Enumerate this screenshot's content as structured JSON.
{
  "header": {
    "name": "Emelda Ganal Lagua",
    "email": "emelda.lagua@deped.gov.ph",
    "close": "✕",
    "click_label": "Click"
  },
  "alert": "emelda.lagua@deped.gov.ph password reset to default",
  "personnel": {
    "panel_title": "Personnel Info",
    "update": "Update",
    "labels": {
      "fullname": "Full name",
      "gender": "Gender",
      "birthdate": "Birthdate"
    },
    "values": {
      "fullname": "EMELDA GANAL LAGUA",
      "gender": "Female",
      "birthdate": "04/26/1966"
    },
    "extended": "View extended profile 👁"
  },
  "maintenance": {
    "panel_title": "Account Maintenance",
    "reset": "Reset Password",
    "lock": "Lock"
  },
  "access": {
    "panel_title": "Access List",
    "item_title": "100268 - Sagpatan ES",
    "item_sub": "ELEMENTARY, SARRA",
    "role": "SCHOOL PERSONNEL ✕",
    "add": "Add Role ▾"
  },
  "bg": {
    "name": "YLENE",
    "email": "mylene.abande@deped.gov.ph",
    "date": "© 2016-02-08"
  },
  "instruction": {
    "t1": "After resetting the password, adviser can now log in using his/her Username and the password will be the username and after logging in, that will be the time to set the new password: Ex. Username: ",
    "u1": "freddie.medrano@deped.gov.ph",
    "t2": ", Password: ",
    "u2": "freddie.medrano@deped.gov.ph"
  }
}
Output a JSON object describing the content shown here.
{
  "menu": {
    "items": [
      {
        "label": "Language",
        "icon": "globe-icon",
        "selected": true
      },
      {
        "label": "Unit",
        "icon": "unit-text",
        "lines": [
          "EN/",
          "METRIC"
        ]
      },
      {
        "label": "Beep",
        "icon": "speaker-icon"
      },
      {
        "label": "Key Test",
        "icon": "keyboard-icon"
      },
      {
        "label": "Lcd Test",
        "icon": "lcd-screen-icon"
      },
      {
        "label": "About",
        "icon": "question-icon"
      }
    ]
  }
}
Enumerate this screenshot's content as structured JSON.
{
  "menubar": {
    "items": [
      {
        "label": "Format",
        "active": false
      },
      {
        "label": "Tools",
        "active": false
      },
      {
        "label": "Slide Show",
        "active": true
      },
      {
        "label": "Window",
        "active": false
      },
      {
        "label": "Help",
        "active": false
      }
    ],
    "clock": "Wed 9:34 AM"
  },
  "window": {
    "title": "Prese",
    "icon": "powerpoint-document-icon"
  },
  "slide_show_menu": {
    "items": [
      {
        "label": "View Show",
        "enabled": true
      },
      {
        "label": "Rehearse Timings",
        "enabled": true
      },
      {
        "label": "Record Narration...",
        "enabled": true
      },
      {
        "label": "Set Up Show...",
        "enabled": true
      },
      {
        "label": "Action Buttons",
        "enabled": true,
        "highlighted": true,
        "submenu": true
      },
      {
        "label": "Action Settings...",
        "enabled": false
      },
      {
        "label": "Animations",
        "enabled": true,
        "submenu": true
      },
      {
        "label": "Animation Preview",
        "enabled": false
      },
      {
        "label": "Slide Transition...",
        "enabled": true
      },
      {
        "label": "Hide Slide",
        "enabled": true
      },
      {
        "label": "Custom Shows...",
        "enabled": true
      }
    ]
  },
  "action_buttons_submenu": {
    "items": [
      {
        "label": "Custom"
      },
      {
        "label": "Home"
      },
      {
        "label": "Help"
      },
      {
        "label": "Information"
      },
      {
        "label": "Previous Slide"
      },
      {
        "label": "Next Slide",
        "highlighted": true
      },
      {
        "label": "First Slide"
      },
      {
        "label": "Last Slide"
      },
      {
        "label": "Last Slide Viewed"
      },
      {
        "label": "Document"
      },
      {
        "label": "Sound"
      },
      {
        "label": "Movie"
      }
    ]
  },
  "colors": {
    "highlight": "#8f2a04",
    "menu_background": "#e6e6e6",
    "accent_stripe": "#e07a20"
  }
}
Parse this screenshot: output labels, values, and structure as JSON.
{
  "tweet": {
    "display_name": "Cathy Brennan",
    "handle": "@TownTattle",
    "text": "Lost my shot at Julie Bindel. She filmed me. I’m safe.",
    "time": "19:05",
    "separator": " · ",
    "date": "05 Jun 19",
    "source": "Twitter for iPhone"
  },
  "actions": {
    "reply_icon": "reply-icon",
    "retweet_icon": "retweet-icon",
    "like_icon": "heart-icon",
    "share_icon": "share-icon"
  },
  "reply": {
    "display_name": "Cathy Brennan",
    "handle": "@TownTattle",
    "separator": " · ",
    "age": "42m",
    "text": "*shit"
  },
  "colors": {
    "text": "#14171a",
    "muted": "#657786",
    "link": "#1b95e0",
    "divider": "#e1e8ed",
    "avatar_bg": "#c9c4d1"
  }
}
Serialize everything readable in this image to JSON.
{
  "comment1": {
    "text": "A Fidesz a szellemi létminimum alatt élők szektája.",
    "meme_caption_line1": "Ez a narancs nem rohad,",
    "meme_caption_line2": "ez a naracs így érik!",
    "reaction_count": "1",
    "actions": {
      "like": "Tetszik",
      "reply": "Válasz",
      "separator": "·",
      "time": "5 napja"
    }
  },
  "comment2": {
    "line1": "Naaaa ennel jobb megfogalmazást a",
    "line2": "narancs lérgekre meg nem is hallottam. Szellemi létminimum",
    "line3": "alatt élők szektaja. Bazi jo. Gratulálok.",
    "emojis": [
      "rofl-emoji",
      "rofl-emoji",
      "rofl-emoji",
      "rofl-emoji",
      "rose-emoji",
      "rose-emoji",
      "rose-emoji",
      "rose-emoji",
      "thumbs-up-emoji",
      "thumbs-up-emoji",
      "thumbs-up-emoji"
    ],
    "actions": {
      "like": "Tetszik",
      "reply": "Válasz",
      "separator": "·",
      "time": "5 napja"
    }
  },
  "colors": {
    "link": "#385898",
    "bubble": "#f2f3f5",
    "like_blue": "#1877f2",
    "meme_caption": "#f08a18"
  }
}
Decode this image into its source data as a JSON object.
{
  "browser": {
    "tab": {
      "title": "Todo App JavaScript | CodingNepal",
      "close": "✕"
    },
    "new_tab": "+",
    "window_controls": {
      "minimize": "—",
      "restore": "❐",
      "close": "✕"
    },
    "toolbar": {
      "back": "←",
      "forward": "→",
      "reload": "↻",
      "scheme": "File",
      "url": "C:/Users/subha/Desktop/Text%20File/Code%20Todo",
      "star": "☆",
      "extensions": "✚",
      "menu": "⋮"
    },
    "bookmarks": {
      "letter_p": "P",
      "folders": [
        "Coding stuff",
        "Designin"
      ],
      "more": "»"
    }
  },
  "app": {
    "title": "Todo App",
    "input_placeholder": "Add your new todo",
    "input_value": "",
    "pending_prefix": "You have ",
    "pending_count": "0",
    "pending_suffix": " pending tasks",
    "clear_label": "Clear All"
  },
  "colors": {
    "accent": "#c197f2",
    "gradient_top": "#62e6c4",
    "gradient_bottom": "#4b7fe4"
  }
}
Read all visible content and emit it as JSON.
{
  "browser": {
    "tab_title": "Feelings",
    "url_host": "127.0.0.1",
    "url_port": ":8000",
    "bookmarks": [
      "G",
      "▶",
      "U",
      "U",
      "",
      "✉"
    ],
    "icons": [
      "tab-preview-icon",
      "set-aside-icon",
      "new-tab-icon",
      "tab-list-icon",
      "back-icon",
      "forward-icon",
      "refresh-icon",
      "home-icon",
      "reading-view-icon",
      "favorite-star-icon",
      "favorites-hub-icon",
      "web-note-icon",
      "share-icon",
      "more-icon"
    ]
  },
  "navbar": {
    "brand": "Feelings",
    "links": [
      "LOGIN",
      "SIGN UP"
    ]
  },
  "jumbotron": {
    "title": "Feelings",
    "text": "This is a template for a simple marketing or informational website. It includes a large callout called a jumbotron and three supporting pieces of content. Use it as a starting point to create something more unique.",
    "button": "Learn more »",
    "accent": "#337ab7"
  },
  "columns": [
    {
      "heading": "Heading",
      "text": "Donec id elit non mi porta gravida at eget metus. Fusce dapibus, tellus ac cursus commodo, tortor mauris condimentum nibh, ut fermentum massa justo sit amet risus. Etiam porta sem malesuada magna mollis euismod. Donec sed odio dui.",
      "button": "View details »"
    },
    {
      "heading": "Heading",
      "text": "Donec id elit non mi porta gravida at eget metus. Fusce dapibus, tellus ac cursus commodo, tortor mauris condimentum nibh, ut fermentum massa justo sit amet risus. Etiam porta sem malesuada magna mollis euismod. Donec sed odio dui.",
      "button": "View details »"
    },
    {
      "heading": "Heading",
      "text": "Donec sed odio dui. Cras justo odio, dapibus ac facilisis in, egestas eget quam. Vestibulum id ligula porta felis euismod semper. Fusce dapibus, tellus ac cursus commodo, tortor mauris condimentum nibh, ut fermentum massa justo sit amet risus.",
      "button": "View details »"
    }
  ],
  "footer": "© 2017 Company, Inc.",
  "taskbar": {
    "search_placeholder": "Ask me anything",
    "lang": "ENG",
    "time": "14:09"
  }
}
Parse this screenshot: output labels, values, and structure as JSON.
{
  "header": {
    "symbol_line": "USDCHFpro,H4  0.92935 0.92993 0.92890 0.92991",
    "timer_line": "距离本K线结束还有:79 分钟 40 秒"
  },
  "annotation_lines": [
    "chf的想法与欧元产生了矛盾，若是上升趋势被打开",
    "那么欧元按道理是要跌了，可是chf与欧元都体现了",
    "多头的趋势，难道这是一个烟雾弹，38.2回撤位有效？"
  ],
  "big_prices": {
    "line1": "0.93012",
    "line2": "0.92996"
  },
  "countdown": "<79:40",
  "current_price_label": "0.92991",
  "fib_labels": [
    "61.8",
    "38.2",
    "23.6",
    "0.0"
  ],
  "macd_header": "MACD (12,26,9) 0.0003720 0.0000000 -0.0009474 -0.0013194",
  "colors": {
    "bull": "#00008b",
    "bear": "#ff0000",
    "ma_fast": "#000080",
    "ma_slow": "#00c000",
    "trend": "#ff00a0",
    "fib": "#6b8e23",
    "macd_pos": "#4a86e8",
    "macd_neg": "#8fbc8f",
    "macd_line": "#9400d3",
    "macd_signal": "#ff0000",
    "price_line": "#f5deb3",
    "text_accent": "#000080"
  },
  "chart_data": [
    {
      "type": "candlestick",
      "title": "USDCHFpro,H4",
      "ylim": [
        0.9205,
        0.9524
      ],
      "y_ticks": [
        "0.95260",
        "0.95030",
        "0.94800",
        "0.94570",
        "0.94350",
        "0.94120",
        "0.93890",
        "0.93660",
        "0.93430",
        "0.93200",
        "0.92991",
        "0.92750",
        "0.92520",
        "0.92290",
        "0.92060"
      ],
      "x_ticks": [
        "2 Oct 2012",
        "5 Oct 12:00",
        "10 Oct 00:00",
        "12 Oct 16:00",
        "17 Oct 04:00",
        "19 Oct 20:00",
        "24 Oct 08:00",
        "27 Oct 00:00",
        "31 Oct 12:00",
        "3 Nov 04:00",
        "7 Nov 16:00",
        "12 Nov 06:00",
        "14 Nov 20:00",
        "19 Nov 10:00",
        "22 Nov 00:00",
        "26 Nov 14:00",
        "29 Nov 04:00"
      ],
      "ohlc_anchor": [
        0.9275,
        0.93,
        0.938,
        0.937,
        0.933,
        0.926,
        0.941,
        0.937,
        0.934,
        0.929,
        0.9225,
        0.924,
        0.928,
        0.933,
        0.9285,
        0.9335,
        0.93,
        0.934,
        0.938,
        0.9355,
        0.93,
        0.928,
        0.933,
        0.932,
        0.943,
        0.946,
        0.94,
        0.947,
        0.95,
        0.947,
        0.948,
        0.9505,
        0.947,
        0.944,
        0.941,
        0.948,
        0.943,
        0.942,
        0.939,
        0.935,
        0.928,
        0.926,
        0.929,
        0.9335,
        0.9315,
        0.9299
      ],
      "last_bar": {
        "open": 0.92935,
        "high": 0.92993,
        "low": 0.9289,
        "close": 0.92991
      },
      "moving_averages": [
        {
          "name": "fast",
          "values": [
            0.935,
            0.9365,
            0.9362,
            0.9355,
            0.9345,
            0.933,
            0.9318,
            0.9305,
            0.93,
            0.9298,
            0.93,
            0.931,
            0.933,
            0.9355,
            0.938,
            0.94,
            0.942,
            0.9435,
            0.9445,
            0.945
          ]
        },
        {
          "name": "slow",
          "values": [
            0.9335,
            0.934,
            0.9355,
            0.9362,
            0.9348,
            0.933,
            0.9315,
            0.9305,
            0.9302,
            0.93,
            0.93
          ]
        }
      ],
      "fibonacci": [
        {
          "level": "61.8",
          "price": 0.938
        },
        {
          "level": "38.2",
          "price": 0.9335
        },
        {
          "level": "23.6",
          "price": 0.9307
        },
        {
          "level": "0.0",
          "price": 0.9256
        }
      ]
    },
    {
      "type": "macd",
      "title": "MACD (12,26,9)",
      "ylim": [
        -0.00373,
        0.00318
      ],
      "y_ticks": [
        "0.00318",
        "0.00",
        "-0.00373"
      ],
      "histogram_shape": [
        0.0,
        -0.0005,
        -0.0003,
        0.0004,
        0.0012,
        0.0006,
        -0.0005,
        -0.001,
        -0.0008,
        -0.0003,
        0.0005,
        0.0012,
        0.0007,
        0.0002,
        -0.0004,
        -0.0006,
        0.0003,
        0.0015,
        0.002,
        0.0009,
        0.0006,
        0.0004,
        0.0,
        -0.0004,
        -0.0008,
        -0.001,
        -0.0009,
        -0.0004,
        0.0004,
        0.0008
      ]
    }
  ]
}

━━━━━━

**Challenge:**
Provide the count, and nothing else, of lines in the data above where the word "level" occurs.

**Result of the task:**
4